- [Short exercise]
Copy each line of the entries below character for character, without changing anything.

********

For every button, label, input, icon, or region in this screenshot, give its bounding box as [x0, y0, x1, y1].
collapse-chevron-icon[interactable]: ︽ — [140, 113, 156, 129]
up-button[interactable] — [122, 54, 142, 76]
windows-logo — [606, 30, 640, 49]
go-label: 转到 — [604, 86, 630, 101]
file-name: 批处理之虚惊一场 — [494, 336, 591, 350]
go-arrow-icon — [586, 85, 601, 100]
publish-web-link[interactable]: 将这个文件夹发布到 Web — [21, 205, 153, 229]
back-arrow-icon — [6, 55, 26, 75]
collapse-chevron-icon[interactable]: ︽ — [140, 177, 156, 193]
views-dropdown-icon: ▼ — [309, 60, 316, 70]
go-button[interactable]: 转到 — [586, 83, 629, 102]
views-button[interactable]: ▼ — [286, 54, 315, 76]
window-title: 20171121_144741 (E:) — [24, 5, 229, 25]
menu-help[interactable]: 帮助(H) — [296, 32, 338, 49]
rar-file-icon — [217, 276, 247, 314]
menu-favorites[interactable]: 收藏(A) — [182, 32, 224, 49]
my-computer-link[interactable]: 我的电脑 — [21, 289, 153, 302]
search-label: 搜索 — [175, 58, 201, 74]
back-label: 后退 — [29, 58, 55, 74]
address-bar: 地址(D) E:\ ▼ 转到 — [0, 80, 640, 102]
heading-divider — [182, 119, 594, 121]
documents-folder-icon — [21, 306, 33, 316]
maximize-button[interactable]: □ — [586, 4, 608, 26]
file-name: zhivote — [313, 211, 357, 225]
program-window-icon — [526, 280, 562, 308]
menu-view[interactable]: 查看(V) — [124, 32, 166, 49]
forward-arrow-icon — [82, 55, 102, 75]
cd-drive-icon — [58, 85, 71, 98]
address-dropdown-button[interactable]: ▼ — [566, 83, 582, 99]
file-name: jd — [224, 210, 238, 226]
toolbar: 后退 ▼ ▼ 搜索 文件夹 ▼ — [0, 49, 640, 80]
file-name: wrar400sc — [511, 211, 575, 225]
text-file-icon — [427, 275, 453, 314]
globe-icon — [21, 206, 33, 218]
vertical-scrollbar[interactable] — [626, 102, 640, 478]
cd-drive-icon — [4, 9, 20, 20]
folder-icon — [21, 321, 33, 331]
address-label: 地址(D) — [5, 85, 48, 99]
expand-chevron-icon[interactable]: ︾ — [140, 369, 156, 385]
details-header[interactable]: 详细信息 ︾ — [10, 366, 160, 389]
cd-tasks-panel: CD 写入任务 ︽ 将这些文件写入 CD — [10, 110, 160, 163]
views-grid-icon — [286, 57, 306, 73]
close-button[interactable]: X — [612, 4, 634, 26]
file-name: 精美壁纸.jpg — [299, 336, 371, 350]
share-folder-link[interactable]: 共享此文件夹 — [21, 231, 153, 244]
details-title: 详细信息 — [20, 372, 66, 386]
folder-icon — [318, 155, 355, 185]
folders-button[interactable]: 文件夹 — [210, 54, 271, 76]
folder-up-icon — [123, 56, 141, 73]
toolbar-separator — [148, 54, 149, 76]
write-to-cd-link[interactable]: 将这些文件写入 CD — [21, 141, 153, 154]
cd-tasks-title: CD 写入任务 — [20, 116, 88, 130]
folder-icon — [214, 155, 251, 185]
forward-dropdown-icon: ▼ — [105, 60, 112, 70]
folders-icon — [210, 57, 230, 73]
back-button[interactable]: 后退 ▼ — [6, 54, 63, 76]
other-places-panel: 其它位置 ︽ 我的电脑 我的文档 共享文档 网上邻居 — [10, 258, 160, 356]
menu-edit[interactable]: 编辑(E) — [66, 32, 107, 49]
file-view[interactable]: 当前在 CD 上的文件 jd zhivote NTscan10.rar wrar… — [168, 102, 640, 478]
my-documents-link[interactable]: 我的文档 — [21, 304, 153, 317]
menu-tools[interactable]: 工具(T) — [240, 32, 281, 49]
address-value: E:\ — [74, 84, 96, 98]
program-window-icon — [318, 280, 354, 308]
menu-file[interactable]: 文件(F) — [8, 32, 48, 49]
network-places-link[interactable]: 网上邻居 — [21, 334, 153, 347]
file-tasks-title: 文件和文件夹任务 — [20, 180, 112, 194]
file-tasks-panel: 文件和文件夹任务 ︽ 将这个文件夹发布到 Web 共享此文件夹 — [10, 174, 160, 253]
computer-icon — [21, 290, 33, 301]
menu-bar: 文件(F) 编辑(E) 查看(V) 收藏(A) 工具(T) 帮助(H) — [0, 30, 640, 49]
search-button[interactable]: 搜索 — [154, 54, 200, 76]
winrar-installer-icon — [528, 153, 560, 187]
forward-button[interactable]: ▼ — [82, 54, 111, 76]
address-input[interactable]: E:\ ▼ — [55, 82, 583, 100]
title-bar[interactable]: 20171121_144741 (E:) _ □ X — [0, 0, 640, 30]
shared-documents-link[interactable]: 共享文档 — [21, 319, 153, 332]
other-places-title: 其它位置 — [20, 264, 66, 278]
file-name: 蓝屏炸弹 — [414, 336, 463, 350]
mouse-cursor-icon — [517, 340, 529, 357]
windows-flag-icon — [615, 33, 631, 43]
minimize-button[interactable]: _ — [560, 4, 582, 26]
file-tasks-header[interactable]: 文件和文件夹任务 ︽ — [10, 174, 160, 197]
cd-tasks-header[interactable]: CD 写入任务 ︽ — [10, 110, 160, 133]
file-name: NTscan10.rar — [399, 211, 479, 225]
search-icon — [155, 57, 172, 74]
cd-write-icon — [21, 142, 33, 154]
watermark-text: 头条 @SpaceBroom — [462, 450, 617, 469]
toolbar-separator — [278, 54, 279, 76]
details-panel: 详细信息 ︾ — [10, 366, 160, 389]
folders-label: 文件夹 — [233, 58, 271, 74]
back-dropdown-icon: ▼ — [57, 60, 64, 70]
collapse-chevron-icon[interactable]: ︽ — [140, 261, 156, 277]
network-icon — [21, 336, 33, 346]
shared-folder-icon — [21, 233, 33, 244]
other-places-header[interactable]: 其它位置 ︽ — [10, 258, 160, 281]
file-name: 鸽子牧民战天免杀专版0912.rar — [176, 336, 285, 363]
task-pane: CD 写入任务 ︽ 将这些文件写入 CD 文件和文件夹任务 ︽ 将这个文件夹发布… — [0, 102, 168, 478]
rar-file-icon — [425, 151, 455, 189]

********

- [The answer]
For every button, label, input, icon, or region in this screenshot, give its bounding box as [x0, y0, x1, y1].
collapse-chevron-icon[interactable]: ︽ — [140, 113, 156, 129]
up-button[interactable] — [122, 54, 142, 76]
windows-logo — [606, 30, 640, 49]
go-label: 转到 — [604, 86, 630, 101]
file-name: 批处理之虚惊一场 — [494, 336, 591, 350]
go-arrow-icon — [586, 85, 601, 100]
publish-web-link[interactable]: 将这个文件夹发布到 Web — [21, 205, 153, 229]
back-arrow-icon — [6, 55, 26, 75]
collapse-chevron-icon[interactable]: ︽ — [140, 177, 156, 193]
views-dropdown-icon: ▼ — [309, 60, 316, 70]
go-button[interactable]: 转到 — [586, 83, 629, 102]
views-button[interactable]: ▼ — [286, 54, 315, 76]
window-title: 20171121_144741 (E:) — [24, 5, 229, 25]
menu-help[interactable]: 帮助(H) — [296, 32, 338, 49]
rar-file-icon — [217, 276, 247, 314]
menu-favorites[interactable]: 收藏(A) — [182, 32, 224, 49]
my-computer-link[interactable]: 我的电脑 — [21, 289, 153, 302]
search-label: 搜索 — [175, 58, 201, 74]
back-label: 后退 — [29, 58, 55, 74]
address-bar: 地址(D) E:\ ▼ 转到 — [0, 80, 640, 102]
heading-divider — [182, 119, 594, 121]
documents-folder-icon — [21, 306, 33, 316]
maximize-button[interactable]: □ — [586, 4, 608, 26]
file-name: zhivote — [313, 211, 357, 225]
program-window-icon — [526, 280, 562, 308]
menu-view[interactable]: 查看(V) — [124, 32, 166, 49]
forward-arrow-icon — [82, 55, 102, 75]
cd-drive-icon — [58, 85, 71, 98]
address-dropdown-button[interactable]: ▼ — [566, 83, 582, 99]
file-name: jd — [224, 210, 238, 226]
toolbar: 后退 ▼ ▼ 搜索 文件夹 ▼ — [0, 49, 640, 80]
file-name: wrar400sc — [511, 211, 575, 225]
text-file-icon — [427, 275, 453, 314]
globe-icon — [21, 206, 33, 218]
vertical-scrollbar[interactable] — [626, 102, 640, 478]
cd-drive-icon — [4, 9, 20, 20]
folder-icon — [21, 321, 33, 331]
address-label: 地址(D) — [5, 85, 48, 99]
expand-chevron-icon[interactable]: ︾ — [140, 369, 156, 385]
details-header[interactable]: 详细信息 ︾ — [10, 366, 160, 389]
cd-tasks-panel: CD 写入任务 ︽ 将这些文件写入 CD — [10, 110, 160, 163]
views-grid-icon — [286, 57, 306, 73]
close-button[interactable]: X — [612, 4, 634, 26]
file-name: 精美壁纸.jpg — [299, 336, 371, 350]
share-folder-link[interactable]: 共享此文件夹 — [21, 231, 153, 244]
details-title: 详细信息 — [20, 372, 66, 386]
folder-icon — [318, 155, 355, 185]
folders-button[interactable]: 文件夹 — [210, 54, 271, 76]
folder-up-icon — [123, 56, 141, 73]
toolbar-separator — [148, 54, 149, 76]
write-to-cd-link[interactable]: 将这些文件写入 CD — [21, 141, 153, 154]
cd-tasks-title: CD 写入任务 — [20, 116, 88, 130]
folder-icon — [214, 155, 251, 185]
forward-dropdown-icon: ▼ — [105, 60, 112, 70]
folders-icon — [210, 57, 230, 73]
back-button[interactable]: 后退 ▼ — [6, 54, 63, 76]
other-places-panel: 其它位置 ︽ 我的电脑 我的文档 共享文档 网上邻居 — [10, 258, 160, 356]
menu-edit[interactable]: 编辑(E) — [66, 32, 107, 49]
file-view[interactable]: 当前在 CD 上的文件 jd zhivote NTscan10.rar wrar… — [168, 102, 640, 478]
my-documents-link[interactable]: 我的文档 — [21, 304, 153, 317]
menu-tools[interactable]: 工具(T) — [240, 32, 281, 49]
address-value: E:\ — [74, 84, 96, 98]
program-window-icon — [318, 280, 354, 308]
menu-file[interactable]: 文件(F) — [8, 32, 48, 49]
network-places-link[interactable]: 网上邻居 — [21, 334, 153, 347]
file-tasks-title: 文件和文件夹任务 — [20, 180, 112, 194]
file-tasks-panel: 文件和文件夹任务 ︽ 将这个文件夹发布到 Web 共享此文件夹 — [10, 174, 160, 253]
computer-icon — [21, 290, 33, 301]
menu-bar: 文件(F) 编辑(E) 查看(V) 收藏(A) 工具(T) 帮助(H) — [0, 30, 640, 49]
search-button[interactable]: 搜索 — [154, 54, 200, 76]
winrar-installer-icon — [528, 153, 560, 187]
forward-button[interactable]: ▼ — [82, 54, 111, 76]
address-input[interactable]: E:\ ▼ — [55, 82, 583, 100]
title-bar[interactable]: 20171121_144741 (E:) _ □ X — [0, 0, 640, 30]
shared-documents-link[interactable]: 共享文档 — [21, 319, 153, 332]
other-places-title: 其它位置 — [20, 264, 66, 278]
file-name: 蓝屏炸弹 — [414, 336, 463, 350]
mouse-cursor-icon — [517, 340, 529, 357]
windows-flag-icon — [615, 33, 631, 43]
minimize-button[interactable]: _ — [560, 4, 582, 26]
file-tasks-header[interactable]: 文件和文件夹任务 ︽ — [10, 174, 160, 197]
cd-tasks-header[interactable]: CD 写入任务 ︽ — [10, 110, 160, 133]
file-name: NTscan10.rar — [399, 211, 479, 225]
search-icon — [155, 57, 172, 74]
cd-write-icon — [21, 142, 33, 154]
watermark-text: 头条 @SpaceBroom — [462, 450, 617, 469]
toolbar-separator — [278, 54, 279, 76]
details-panel: 详细信息 ︾ — [10, 366, 160, 389]
folders-label: 文件夹 — [233, 58, 271, 74]
back-dropdown-icon: ▼ — [57, 60, 64, 70]
collapse-chevron-icon[interactable]: ︽ — [140, 261, 156, 277]
network-icon — [21, 336, 33, 346]
shared-folder-icon — [21, 233, 33, 244]
other-places-header[interactable]: 其它位置 ︽ — [10, 258, 160, 281]
file-name: 鸽子牧民战天免杀专版0912.rar — [176, 336, 285, 363]
task-pane: CD 写入任务 ︽ 将这些文件写入 CD 文件和文件夹任务 ︽ 将这个文件夹发布… — [0, 102, 168, 478]
rar-file-icon — [425, 151, 455, 189]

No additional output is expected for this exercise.